[Collected data]
┄┄┄┄┄┄

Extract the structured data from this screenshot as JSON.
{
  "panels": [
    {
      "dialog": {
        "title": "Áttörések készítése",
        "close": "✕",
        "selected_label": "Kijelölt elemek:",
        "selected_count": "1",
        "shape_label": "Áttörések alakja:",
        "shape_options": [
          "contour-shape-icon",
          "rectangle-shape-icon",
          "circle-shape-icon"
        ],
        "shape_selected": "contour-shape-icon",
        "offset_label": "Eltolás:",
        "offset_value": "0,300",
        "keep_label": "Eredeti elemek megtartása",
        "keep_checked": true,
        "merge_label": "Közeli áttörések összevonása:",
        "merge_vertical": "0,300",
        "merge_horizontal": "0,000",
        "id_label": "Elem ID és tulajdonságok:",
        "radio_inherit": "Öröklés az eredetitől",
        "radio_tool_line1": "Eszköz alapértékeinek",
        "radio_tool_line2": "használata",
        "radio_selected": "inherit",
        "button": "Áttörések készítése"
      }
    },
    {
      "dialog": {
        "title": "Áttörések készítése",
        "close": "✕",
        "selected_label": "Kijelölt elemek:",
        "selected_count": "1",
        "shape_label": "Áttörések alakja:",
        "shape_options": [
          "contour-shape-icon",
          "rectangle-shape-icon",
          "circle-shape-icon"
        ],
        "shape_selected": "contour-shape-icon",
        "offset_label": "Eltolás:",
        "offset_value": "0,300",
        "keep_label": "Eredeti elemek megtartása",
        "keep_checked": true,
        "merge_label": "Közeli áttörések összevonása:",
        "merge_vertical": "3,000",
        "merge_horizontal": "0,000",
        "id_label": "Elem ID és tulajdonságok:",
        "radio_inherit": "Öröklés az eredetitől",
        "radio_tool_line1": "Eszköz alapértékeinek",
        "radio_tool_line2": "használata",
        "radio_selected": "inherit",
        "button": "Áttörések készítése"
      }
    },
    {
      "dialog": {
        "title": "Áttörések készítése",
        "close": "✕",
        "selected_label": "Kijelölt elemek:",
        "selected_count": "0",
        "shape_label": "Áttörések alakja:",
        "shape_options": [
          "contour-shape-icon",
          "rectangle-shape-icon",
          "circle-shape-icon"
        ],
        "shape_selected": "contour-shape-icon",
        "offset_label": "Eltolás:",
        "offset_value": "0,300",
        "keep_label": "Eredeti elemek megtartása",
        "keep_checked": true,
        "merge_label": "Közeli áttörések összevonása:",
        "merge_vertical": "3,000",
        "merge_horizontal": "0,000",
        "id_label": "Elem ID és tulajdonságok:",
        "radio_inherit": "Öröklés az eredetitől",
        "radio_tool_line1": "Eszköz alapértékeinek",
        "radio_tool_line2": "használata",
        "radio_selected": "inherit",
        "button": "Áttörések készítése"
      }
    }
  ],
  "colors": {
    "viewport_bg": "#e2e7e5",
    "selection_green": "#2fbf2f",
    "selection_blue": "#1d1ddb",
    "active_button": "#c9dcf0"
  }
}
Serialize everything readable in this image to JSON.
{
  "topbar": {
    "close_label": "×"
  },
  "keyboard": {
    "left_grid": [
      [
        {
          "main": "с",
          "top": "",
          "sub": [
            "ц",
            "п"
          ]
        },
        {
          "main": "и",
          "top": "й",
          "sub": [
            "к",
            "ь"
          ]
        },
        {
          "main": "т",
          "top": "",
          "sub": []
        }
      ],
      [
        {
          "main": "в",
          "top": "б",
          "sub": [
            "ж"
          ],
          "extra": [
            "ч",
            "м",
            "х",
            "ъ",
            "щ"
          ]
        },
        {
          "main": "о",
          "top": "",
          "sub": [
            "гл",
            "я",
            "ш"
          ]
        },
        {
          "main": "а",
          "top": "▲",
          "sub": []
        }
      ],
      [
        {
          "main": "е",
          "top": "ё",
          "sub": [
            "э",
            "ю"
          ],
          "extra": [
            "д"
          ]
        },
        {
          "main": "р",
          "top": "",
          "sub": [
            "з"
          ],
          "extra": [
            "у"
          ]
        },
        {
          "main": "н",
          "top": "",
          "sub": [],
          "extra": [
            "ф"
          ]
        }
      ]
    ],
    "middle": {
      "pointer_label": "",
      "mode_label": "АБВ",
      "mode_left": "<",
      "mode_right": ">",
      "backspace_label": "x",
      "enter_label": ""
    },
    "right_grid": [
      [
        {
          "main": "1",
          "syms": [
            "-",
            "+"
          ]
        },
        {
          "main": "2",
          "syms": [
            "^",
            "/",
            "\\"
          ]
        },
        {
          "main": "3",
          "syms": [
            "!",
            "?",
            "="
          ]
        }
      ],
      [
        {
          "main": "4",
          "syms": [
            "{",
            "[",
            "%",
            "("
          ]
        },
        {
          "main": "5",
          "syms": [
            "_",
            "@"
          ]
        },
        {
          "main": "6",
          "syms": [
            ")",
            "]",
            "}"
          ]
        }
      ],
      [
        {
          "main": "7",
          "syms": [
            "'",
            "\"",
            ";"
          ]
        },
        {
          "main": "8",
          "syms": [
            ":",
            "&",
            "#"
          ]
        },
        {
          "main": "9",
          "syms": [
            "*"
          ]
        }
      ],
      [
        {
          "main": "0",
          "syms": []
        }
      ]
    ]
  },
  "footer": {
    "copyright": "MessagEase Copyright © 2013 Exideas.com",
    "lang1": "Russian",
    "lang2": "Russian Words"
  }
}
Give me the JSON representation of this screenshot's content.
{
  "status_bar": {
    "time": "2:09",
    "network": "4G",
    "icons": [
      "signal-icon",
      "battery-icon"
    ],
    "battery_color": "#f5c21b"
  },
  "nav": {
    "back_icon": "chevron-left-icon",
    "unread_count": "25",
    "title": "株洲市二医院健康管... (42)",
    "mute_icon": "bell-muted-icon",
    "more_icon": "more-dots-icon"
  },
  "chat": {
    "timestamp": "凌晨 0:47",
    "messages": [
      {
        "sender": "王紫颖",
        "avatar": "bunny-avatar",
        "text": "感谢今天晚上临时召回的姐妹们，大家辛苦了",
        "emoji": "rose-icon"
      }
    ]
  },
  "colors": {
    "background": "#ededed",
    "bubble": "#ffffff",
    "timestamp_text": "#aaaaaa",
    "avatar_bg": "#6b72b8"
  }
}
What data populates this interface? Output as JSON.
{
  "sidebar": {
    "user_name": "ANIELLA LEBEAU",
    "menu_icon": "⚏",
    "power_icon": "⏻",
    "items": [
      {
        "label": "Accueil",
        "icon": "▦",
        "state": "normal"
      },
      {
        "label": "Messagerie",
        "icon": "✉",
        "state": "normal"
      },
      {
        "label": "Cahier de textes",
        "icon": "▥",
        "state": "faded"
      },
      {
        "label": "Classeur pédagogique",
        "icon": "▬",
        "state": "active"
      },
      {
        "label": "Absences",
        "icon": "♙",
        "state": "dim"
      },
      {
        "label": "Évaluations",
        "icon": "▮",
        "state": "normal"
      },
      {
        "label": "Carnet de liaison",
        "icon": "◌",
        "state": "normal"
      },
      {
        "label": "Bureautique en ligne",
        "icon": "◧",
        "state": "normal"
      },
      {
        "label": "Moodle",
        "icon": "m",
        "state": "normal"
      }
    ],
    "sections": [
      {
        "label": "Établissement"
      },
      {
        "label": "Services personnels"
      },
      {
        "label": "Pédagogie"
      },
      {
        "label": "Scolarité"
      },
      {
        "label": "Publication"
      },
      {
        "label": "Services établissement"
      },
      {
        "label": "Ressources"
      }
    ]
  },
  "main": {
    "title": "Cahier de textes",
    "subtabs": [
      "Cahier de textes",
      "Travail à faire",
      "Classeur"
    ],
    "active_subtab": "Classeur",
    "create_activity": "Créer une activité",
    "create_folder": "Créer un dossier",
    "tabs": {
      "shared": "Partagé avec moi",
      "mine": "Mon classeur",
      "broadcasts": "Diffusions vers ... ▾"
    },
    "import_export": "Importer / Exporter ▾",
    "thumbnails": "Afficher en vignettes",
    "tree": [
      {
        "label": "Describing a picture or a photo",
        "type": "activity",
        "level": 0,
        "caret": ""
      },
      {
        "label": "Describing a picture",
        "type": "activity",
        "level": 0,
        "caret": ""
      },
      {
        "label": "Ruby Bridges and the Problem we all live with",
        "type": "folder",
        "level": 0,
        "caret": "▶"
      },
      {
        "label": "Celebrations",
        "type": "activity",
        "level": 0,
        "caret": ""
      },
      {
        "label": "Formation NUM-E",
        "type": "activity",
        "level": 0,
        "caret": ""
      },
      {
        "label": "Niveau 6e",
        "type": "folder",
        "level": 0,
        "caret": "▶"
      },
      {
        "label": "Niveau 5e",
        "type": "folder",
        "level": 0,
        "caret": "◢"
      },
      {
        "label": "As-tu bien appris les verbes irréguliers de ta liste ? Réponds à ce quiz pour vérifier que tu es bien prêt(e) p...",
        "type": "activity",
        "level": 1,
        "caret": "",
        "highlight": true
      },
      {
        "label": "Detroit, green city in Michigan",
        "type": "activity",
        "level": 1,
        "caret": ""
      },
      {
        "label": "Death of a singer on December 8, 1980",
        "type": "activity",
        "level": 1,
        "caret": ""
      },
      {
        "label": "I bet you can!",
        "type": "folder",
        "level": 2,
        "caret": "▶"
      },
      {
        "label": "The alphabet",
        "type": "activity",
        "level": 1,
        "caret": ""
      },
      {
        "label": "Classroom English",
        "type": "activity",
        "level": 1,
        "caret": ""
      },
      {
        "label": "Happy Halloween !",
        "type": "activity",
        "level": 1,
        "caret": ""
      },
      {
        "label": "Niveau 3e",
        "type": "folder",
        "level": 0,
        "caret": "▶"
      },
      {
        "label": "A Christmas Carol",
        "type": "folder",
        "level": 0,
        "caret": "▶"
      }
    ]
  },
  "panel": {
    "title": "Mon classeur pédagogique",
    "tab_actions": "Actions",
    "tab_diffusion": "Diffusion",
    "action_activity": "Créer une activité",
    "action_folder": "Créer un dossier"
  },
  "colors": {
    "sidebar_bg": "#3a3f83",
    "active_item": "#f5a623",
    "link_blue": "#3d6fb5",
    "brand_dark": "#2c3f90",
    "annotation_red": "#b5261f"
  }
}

┄┄┄┄┄┄

GIVEN INSTRUCTION: Give only the number of lines in the material above that include the word "Niveau".

EXERCISE ANSWER: 3